Dataset records
%%
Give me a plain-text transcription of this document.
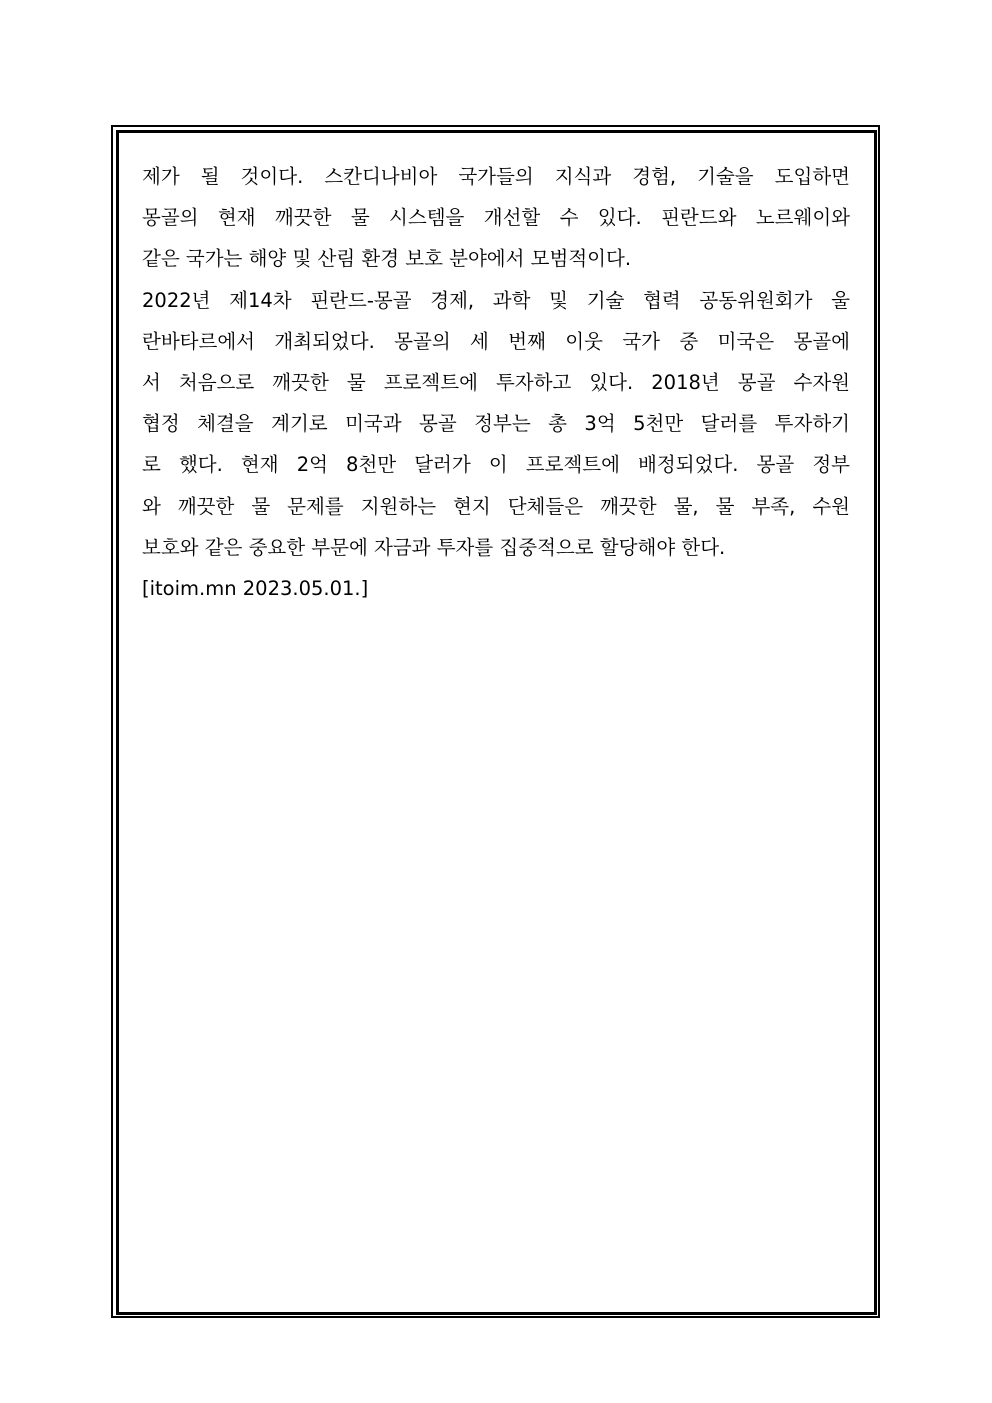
제가 될 것이다. 스칸디나비아 국가들의 지식과 경험, 기술을 도입하면
몽골의 현재 깨끗한 물 시스템을 개선할 수 있다. 핀란드와 노르웨이와
같은 국가는 해양 및 산림 환경 보호 분야에서 모범적이다.
2022년 제14차 핀란드-몽골 경제, 과학 및 기술 협력 공동위원회가 울
란바타르에서 개최되었다. 몽골의 세 번째 이웃 국가 중 미국은 몽골에
서 처음으로 깨끗한 물 프로젝트에 투자하고 있다. 2018년 몽골 수자원
협정 체결을 계기로 미국과 몽골 정부는 총 3억 5천만 달러를 투자하기
로 했다. 현재 2억 8천만 달러가 이 프로젝트에 배정되었다. 몽골 정부
와 깨끗한 물 문제를 지원하는 현지 단체들은 깨끗한 물, 물 부족, 수원
보호와 같은 중요한 부문에 자금과 투자를 집중적으로 할당해야 한다.
[itoim.mn 2023.05.01.]
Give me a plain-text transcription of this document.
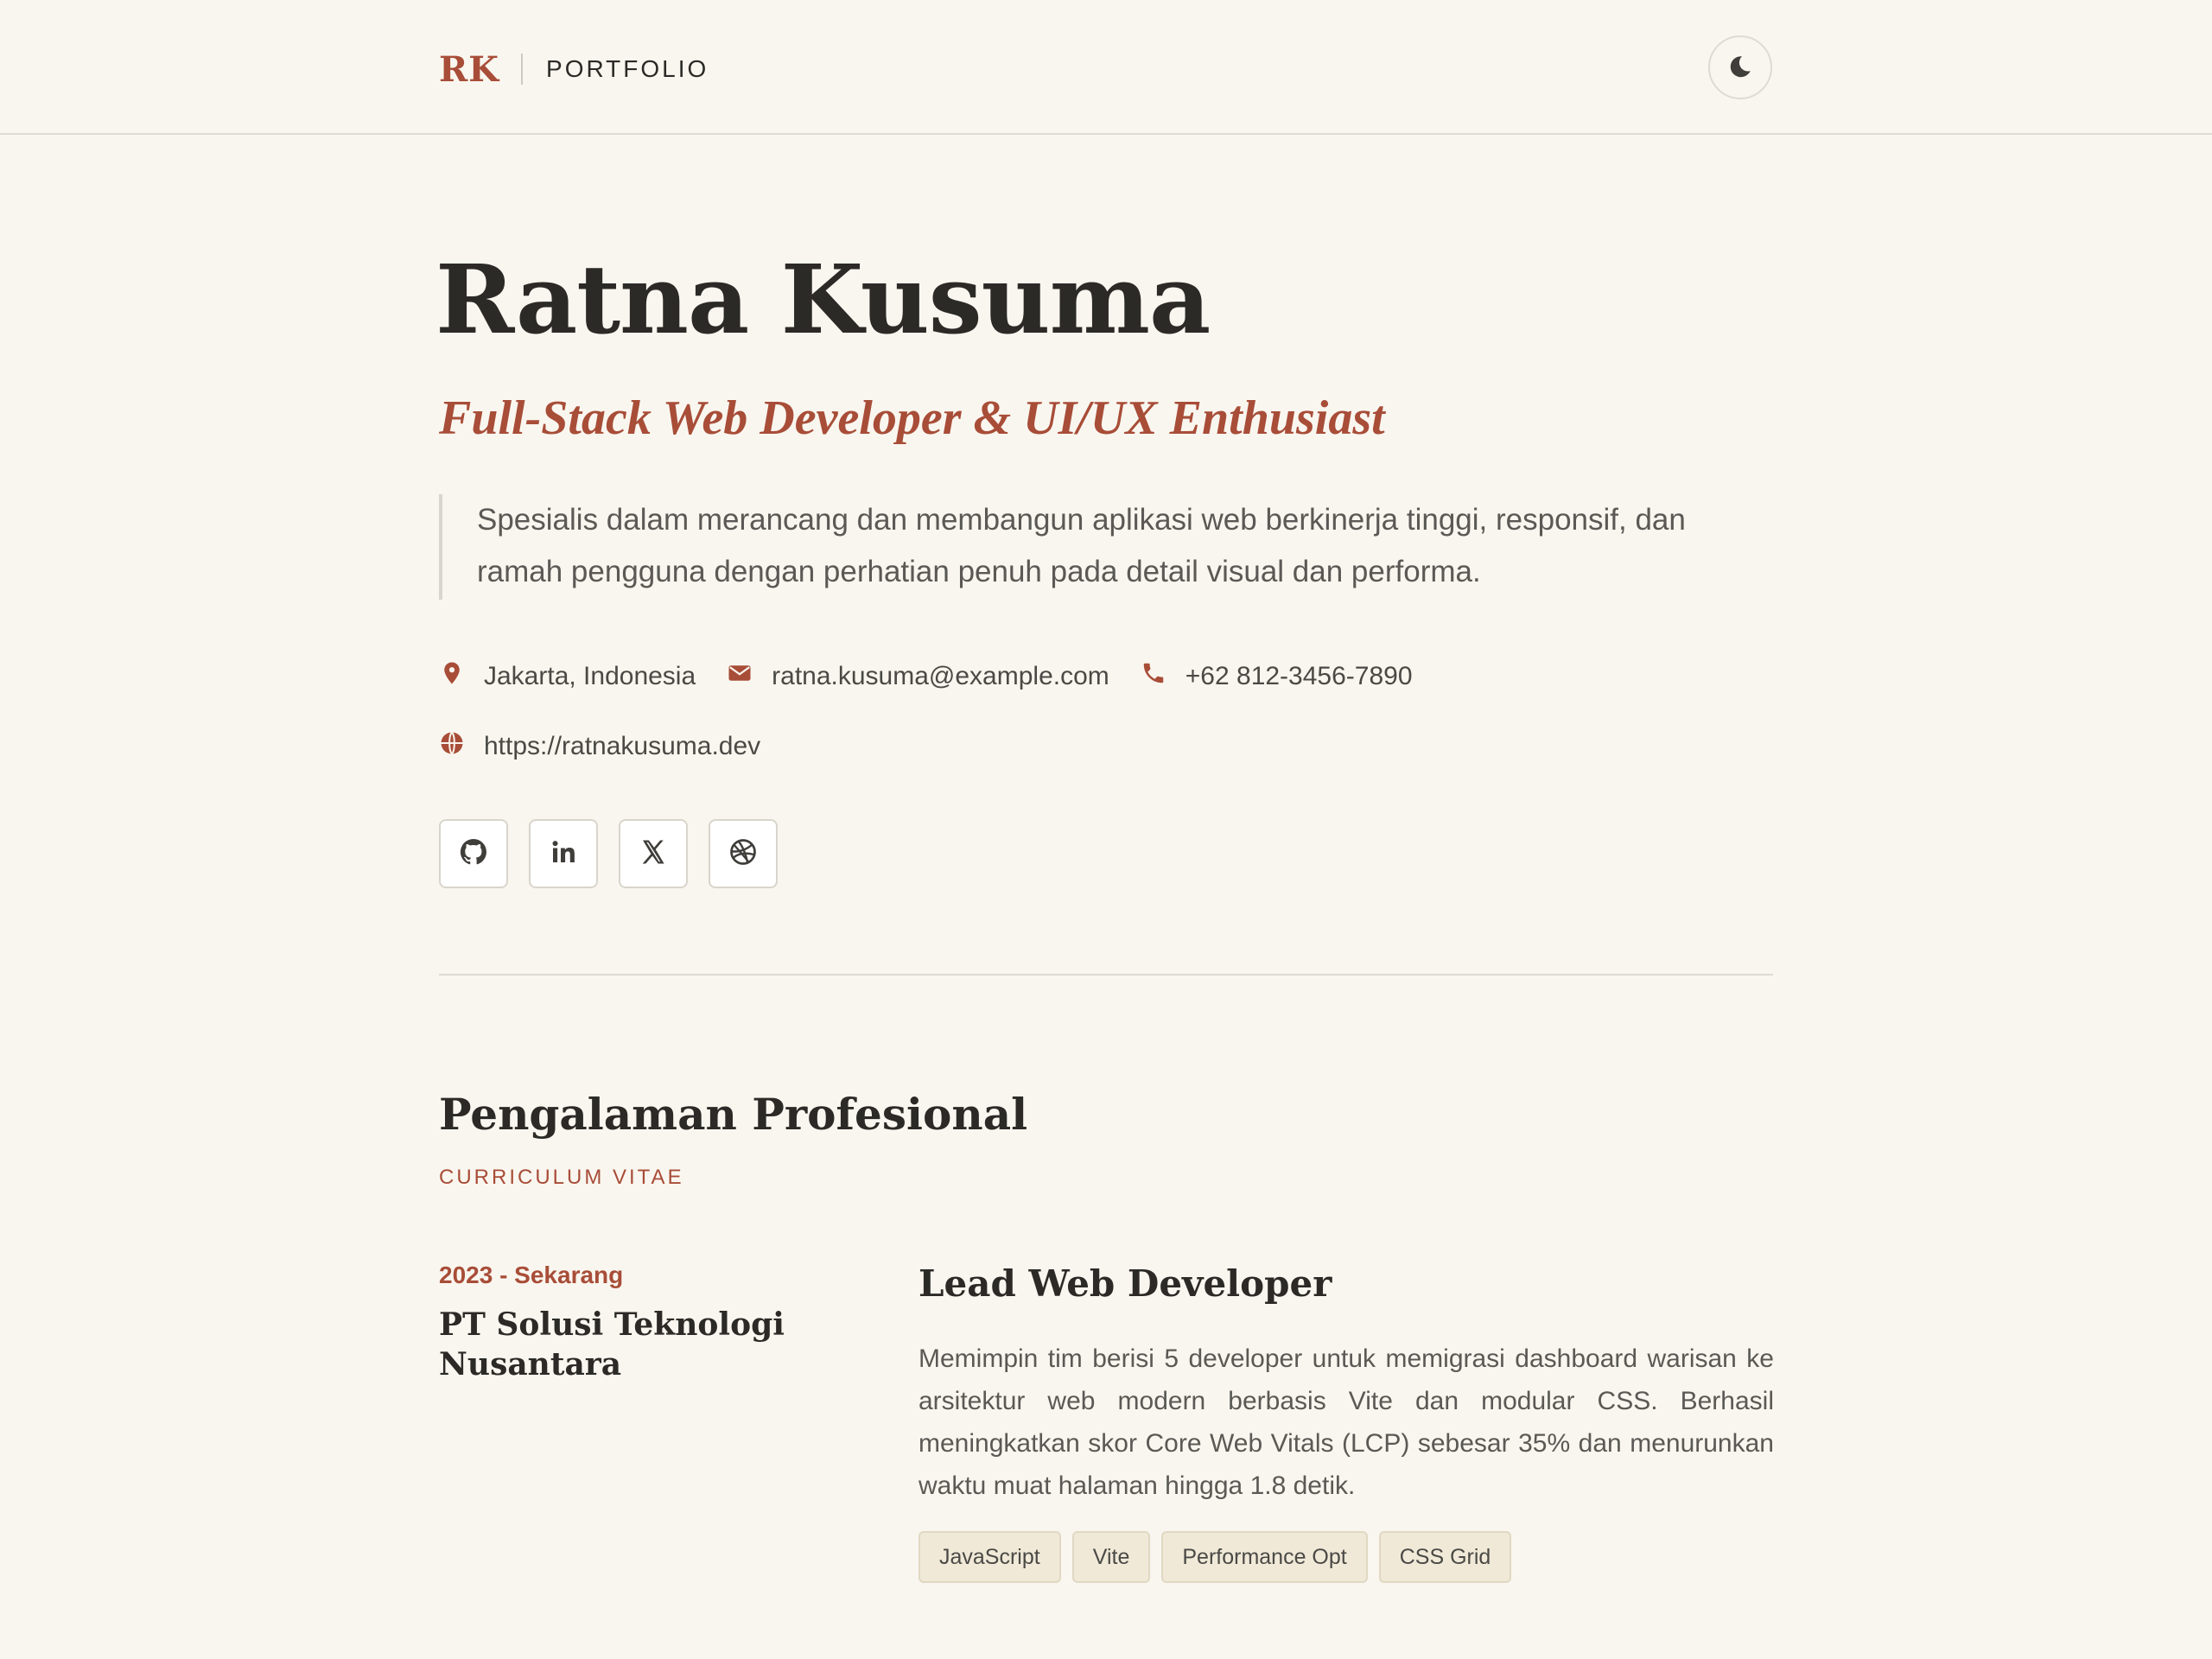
RK PORTFOLIO
Ratna Kusuma
Full-Stack Web Developer & UI/UX Enthusiast
Spesialis dalam merancang dan membangun aplikasi web berkinerja tinggi, responsif, dan ramah pengguna dengan perhatian penuh pada detail visual dan performa.
Jakarta, Indonesia	ratna.kusuma@example.com	+62 812-3456-7890
https://ratnakusuma.dev
Pengalaman Profesional
CURRICULUM VITAE
2023 - Sekarang
PT Solusi Teknologi Nusantara
Lead Web Developer

Memimpin tim berisi 5 developer untuk memigrasi dashboard warisan ke arsitektur web modern berbasis Vite dan modular CSS. Berhasil meningkatkan skor Core Web Vitals (LCP) sebesar 35% dan menurunkan waktu muat halaman hingga 1.8 detik.

JavaScript	Vite	Performance Opt	CSS Grid
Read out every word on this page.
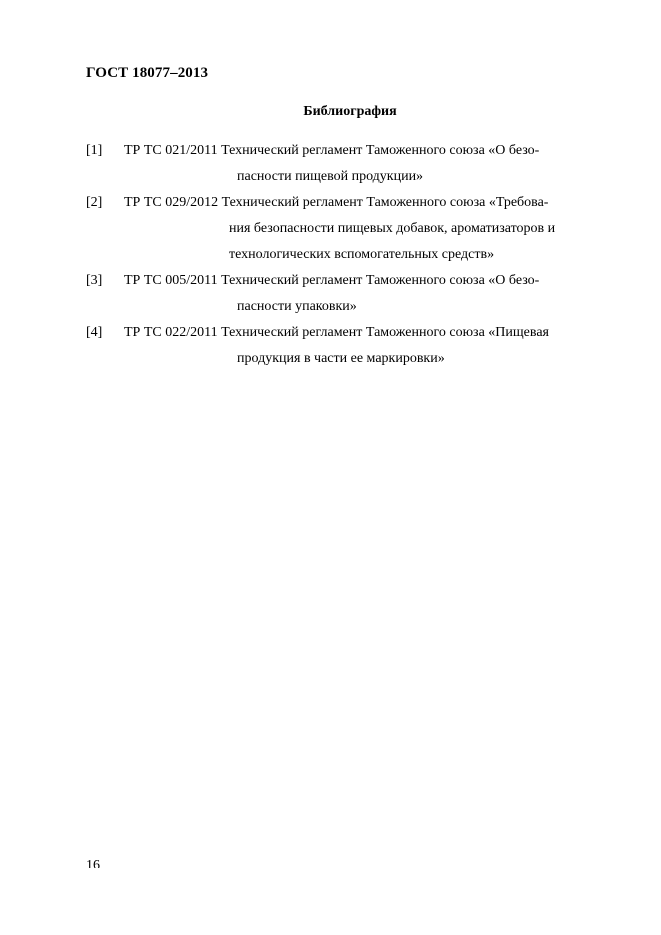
ГОСТ 18077–2013
Библиография
[1] ТР ТС 021/2011 Технический регламент Таможенного союза «О безо-
пасности пищевой продукции»
[2] ТР ТС 029/2012 Технический регламент Таможенного союза «Требова-
ния безопасности пищевых добавок, ароматизаторов и
технологических вспомогательных средств»
[3] ТР ТС 005/2011 Технический регламент Таможенного союза «О безо-
пасности упаковки»
[4] ТР ТС 022/2011 Технический регламент Таможенного союза «Пищевая
продукция в части ее маркировки»
16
%%
Description of the task: Without including any pictures, please restate all the records exactly.

Written response:
Give me a plain-text transcription of this document.
제가 될 것이다. 스칸디나비아 국가들의 지식과 경험, 기술을 도입하면
몽골의 현재 깨끗한 물 시스템을 개선할 수 있다. 핀란드와 노르웨이와
같은 국가는 해양 및 산림 환경 보호 분야에서 모범적이다.
2022년 제14차 핀란드-몽골 경제, 과학 및 기술 협력 공동위원회가 울
란바타르에서 개최되었다. 몽골의 세 번째 이웃 국가 중 미국은 몽골에
서 처음으로 깨끗한 물 프로젝트에 투자하고 있다. 2018년 몽골 수자원
협정 체결을 계기로 미국과 몽골 정부는 총 3억 5천만 달러를 투자하기
로 했다. 현재 2억 8천만 달러가 이 프로젝트에 배정되었다. 몽골 정부
와 깨끗한 물 문제를 지원하는 현지 단체들은 깨끗한 물, 물 부족, 수원
보호와 같은 중요한 부문에 자금과 투자를 집중적으로 할당해야 한다.
[itoim.mn 2023.05.01.]
Give me a plain-text transcription of this document.
RK PORTFOLIO
Ratna Kusuma
Full-Stack Web Developer & UI/UX Enthusiast
Spesialis dalam merancang dan membangun aplikasi web berkinerja tinggi, responsif, dan ramah pengguna dengan perhatian penuh pada detail visual dan performa.
Jakarta, Indonesia	ratna.kusuma@example.com	+62 812-3456-7890
https://ratnakusuma.dev
Pengalaman Profesional
CURRICULUM VITAE
2023 - Sekarang
PT Solusi Teknologi Nusantara
Lead Web Developer

Memimpin tim berisi 5 developer untuk memigrasi dashboard warisan ke arsitektur web modern berbasis Vite dan modular CSS. Berhasil meningkatkan skor Core Web Vitals (LCP) sebesar 35% dan menurunkan waktu muat halaman hingga 1.8 detik.

JavaScript	Vite	Performance Opt	CSS Grid
Read out every word on this page.
ГОСТ 18077–2013
Библиография
[1] ТР ТС 021/2011 Технический регламент Таможенного союза «О безо-
пасности пищевой продукции»
[2] ТР ТС 029/2012 Технический регламент Таможенного союза «Требова-
ния безопасности пищевых добавок, ароматизаторов и
технологических вспомогательных средств»
[3] ТР ТС 005/2011 Технический регламент Таможенного союза «О безо-
пасности упаковки»
[4] ТР ТС 022/2011 Технический регламент Таможенного союза «Пищевая
продукция в части ее маркировки»
16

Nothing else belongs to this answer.